*** RECORD EXCERPTS
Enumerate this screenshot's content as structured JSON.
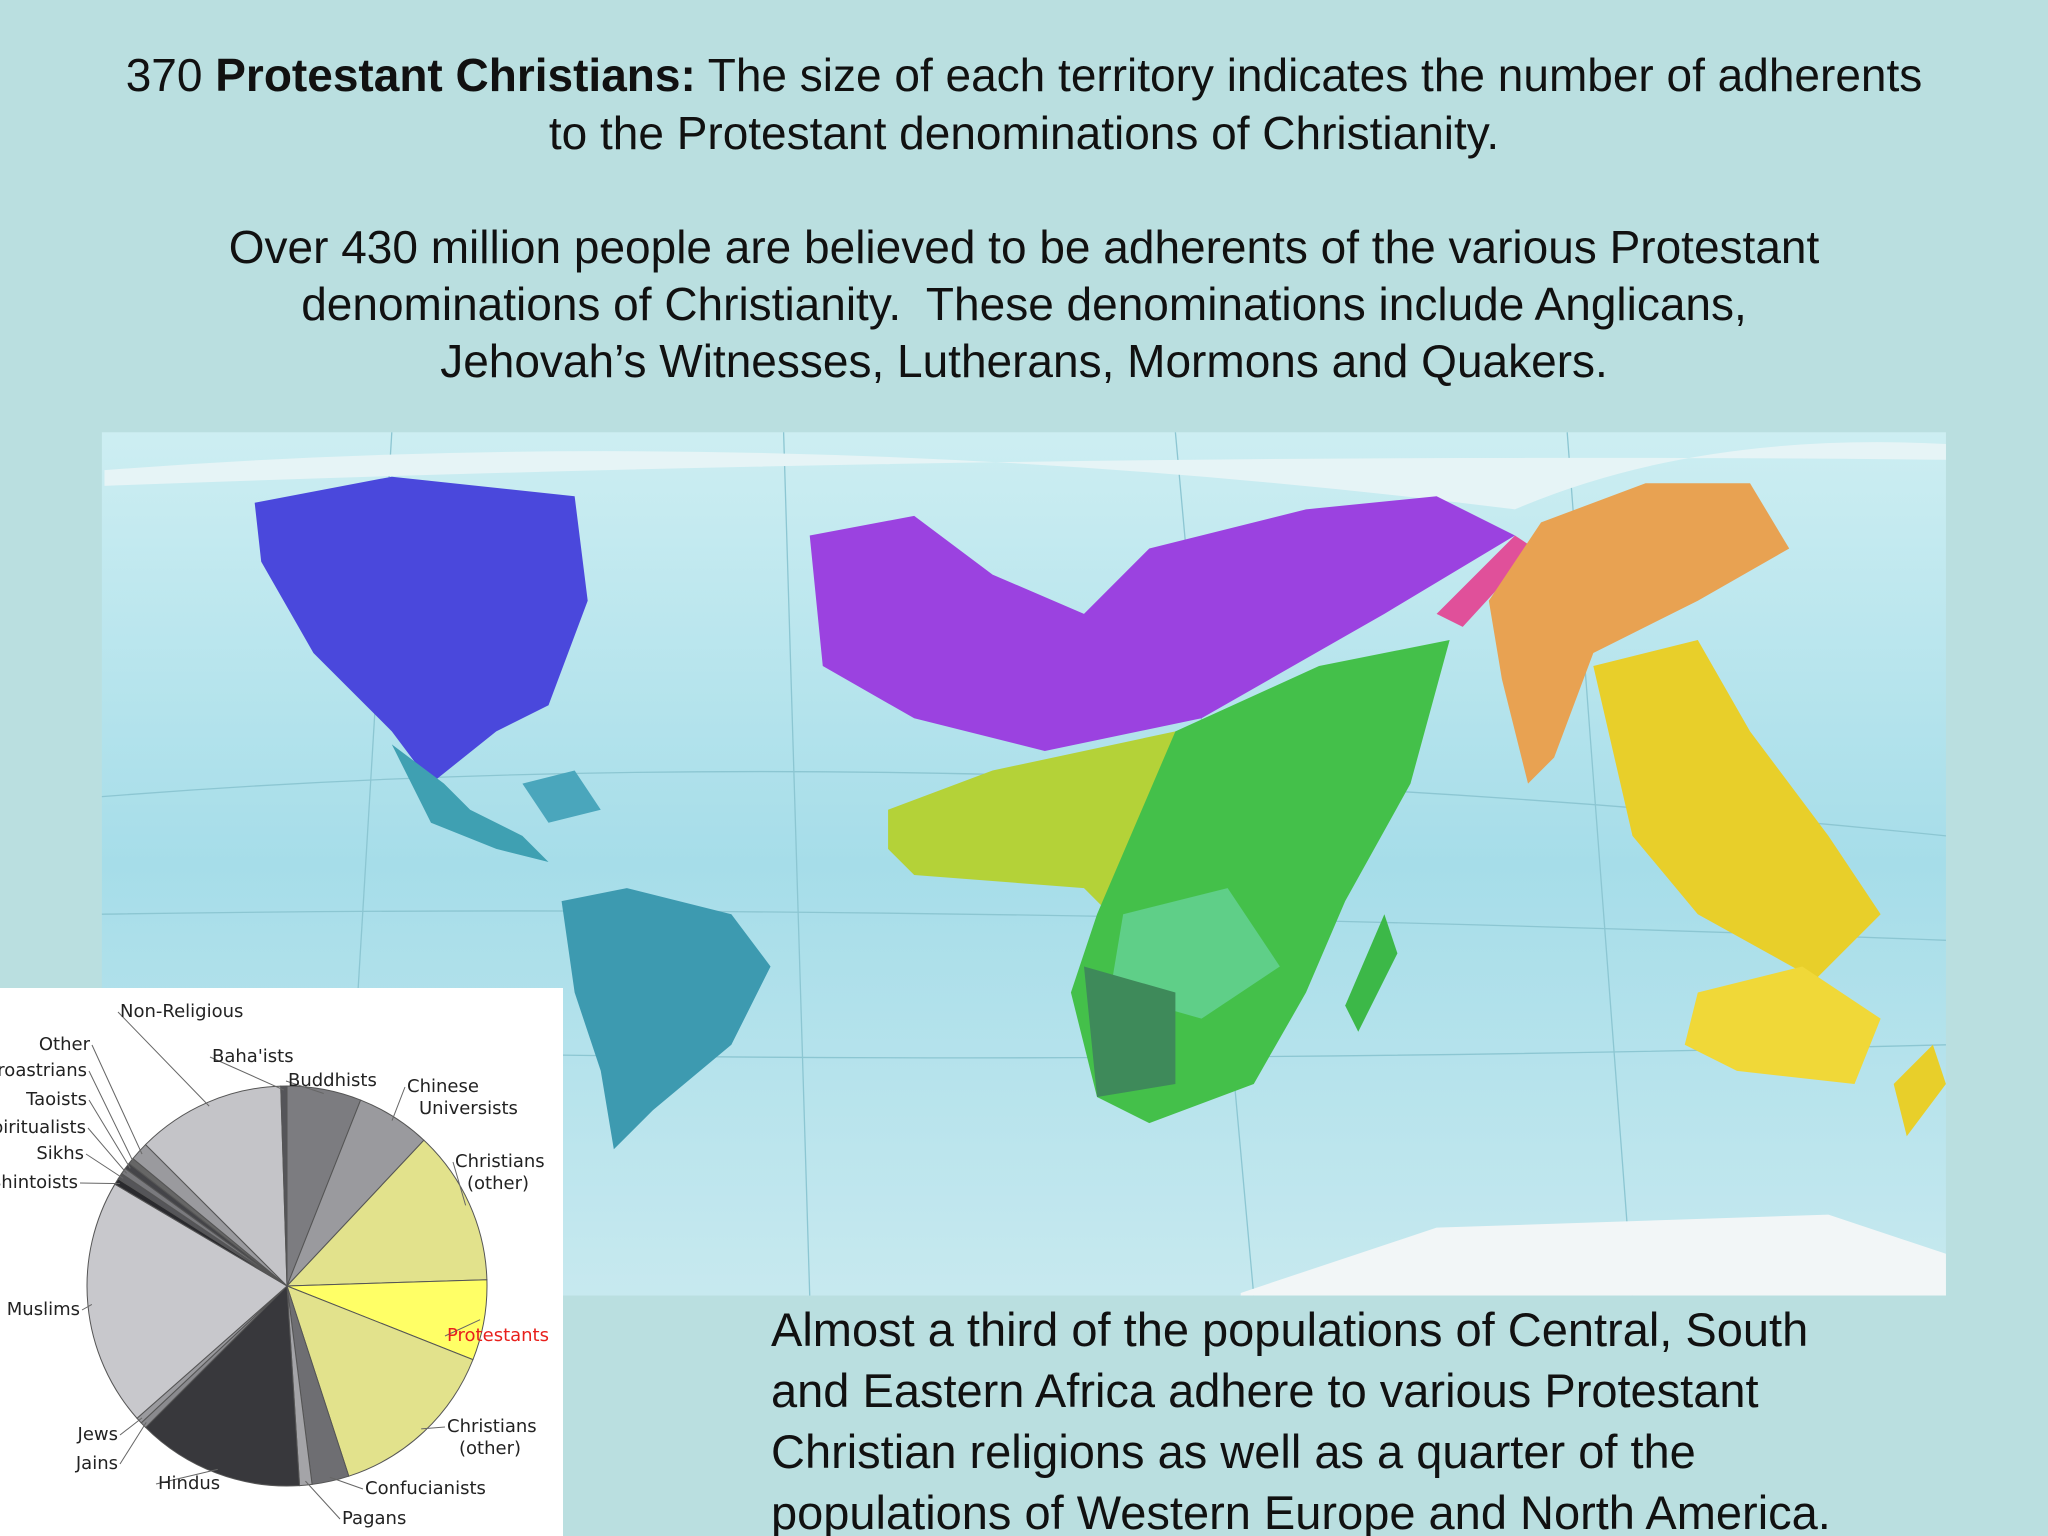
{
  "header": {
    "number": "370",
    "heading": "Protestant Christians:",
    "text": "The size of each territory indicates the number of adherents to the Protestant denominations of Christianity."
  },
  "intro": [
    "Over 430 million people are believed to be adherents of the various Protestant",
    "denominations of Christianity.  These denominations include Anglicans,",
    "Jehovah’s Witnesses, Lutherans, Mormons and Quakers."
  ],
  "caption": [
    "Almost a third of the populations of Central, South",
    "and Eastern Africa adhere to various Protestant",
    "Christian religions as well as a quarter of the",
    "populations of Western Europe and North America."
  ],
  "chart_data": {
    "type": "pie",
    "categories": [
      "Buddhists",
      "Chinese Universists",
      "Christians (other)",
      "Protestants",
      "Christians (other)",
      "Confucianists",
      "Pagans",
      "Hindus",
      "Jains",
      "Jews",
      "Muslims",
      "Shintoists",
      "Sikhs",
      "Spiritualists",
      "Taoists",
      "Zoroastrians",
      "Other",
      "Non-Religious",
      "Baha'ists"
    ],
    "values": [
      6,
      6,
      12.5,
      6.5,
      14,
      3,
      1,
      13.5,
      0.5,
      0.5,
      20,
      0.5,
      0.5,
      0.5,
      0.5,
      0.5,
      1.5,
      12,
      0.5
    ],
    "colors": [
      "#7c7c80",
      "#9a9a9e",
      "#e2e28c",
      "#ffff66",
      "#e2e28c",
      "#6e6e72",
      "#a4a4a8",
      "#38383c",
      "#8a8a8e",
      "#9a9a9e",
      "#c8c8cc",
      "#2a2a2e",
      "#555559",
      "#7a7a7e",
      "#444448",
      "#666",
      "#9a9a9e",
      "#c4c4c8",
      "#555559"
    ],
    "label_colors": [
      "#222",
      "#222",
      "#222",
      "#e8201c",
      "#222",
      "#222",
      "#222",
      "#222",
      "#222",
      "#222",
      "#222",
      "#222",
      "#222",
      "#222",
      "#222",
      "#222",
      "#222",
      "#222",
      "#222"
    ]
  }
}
******
*** RECORD EXCERPTS
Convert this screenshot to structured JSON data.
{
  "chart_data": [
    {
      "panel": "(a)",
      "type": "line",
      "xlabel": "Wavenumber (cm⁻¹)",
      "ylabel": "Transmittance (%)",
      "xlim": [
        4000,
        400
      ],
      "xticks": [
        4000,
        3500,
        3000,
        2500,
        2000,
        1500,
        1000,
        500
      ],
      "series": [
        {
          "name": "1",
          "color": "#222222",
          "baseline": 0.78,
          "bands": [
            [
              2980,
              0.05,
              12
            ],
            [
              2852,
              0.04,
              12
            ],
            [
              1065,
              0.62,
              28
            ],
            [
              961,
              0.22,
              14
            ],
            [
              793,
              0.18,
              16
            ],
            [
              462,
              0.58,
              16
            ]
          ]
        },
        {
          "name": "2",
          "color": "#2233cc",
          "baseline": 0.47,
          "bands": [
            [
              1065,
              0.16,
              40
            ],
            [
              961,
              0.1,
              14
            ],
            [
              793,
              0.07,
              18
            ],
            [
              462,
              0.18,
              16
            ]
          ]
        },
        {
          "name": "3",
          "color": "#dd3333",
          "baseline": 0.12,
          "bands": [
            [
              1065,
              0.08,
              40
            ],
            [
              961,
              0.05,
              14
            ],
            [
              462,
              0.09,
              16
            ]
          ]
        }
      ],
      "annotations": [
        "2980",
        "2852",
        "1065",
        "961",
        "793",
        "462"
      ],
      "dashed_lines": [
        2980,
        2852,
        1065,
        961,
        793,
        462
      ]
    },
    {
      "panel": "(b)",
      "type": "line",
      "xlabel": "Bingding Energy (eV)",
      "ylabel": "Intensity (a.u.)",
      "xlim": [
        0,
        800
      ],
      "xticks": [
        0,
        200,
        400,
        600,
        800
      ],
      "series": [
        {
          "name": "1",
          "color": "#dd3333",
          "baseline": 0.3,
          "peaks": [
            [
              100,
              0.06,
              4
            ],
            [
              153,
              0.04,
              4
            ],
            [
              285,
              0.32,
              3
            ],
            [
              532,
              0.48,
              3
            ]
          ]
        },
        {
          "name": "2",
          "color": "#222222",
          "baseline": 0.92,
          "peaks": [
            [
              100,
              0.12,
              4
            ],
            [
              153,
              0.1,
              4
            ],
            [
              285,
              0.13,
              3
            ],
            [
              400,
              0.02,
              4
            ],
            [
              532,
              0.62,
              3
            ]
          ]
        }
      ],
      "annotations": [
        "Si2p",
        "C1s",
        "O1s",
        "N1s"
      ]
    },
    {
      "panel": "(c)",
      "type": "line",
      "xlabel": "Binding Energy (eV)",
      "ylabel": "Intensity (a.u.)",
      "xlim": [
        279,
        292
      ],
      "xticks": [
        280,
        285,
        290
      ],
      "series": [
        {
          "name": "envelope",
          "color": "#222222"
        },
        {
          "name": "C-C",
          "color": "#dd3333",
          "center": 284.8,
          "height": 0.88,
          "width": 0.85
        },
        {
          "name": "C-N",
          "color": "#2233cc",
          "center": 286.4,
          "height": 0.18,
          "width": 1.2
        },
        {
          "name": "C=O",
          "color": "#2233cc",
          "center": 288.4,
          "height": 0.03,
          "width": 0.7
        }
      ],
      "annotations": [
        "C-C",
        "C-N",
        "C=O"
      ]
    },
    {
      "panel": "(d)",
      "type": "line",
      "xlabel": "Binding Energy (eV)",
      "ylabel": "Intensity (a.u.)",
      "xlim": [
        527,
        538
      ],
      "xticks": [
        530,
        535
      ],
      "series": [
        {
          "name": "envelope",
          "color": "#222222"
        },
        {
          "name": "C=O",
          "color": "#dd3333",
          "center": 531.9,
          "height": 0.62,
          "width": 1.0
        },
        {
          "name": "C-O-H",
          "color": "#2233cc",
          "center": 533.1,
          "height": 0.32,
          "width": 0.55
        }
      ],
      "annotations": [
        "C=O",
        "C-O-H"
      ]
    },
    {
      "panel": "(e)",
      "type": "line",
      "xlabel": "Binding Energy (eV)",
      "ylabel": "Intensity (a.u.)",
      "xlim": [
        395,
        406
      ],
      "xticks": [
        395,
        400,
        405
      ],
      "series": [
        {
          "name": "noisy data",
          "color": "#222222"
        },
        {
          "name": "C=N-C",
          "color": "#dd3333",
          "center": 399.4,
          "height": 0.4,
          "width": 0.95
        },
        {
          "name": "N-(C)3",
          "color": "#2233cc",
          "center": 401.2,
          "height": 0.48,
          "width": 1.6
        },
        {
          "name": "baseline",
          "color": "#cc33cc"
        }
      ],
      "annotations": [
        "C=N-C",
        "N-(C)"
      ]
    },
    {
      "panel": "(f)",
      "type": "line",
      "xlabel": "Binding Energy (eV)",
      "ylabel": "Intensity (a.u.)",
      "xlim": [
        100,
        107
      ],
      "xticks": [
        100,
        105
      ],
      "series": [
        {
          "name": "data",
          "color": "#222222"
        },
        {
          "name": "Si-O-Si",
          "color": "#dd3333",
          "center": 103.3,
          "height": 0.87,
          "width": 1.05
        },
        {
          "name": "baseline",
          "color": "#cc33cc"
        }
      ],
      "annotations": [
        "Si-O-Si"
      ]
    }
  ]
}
******
*** RECORD EXCERPTS
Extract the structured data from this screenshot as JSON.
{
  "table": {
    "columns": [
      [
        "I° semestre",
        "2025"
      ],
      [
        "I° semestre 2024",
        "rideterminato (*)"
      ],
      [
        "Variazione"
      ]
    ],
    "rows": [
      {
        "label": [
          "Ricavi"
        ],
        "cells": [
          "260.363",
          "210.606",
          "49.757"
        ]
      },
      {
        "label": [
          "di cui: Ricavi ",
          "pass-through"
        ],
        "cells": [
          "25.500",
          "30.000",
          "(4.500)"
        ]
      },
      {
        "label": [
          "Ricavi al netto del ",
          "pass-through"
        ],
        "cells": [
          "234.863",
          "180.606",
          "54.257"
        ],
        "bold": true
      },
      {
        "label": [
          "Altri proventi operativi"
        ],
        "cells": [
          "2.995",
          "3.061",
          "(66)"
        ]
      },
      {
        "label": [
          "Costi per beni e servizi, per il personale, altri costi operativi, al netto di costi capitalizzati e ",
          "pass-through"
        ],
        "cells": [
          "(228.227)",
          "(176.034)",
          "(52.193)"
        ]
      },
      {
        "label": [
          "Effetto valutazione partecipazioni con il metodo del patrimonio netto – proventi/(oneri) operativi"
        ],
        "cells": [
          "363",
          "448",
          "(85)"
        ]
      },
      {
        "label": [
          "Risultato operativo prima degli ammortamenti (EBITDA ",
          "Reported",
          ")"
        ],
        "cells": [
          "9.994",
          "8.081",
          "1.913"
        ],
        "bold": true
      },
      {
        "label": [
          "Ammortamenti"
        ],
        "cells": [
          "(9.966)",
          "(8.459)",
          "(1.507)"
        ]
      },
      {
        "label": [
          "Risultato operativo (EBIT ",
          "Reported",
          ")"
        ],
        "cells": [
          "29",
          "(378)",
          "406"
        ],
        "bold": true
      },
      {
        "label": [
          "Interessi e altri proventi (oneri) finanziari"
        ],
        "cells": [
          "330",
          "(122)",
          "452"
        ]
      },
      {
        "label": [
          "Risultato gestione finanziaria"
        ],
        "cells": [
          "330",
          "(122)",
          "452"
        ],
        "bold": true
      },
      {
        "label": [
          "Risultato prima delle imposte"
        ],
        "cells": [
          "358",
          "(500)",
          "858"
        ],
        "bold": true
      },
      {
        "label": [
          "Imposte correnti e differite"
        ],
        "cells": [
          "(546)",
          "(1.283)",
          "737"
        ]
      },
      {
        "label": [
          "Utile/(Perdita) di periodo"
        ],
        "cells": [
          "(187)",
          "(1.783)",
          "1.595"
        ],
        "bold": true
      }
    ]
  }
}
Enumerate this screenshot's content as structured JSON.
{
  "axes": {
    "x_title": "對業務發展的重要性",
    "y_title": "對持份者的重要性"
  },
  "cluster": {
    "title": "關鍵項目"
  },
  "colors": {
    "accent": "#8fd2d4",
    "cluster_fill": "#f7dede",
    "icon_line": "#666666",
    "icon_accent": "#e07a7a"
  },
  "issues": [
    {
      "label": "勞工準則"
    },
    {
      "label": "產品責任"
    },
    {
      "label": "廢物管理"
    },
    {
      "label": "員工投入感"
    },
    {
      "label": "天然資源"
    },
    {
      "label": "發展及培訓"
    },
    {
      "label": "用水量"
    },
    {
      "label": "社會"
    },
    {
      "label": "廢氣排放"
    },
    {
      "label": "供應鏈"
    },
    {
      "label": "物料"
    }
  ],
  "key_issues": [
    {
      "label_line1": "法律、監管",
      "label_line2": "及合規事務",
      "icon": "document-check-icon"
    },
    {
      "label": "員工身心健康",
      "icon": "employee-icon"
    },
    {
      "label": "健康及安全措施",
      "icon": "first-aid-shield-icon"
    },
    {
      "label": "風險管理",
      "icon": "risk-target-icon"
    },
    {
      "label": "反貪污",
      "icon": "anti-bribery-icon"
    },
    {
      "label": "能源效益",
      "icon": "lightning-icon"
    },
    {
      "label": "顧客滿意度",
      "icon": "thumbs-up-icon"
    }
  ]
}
******
→ WHAT YOU ARE ASKED TO DO
In the records above, locate every line with the string "center" and copy it.

→ ANSWER TO THIS PROBLEM
          "center": 284.8,
          "center": 286.4,
          "center": 288.4,
          "center": 531.9,
          "center": 533.1,
          "center": 399.4,
          "center": 401.2,
          "center": 103.3,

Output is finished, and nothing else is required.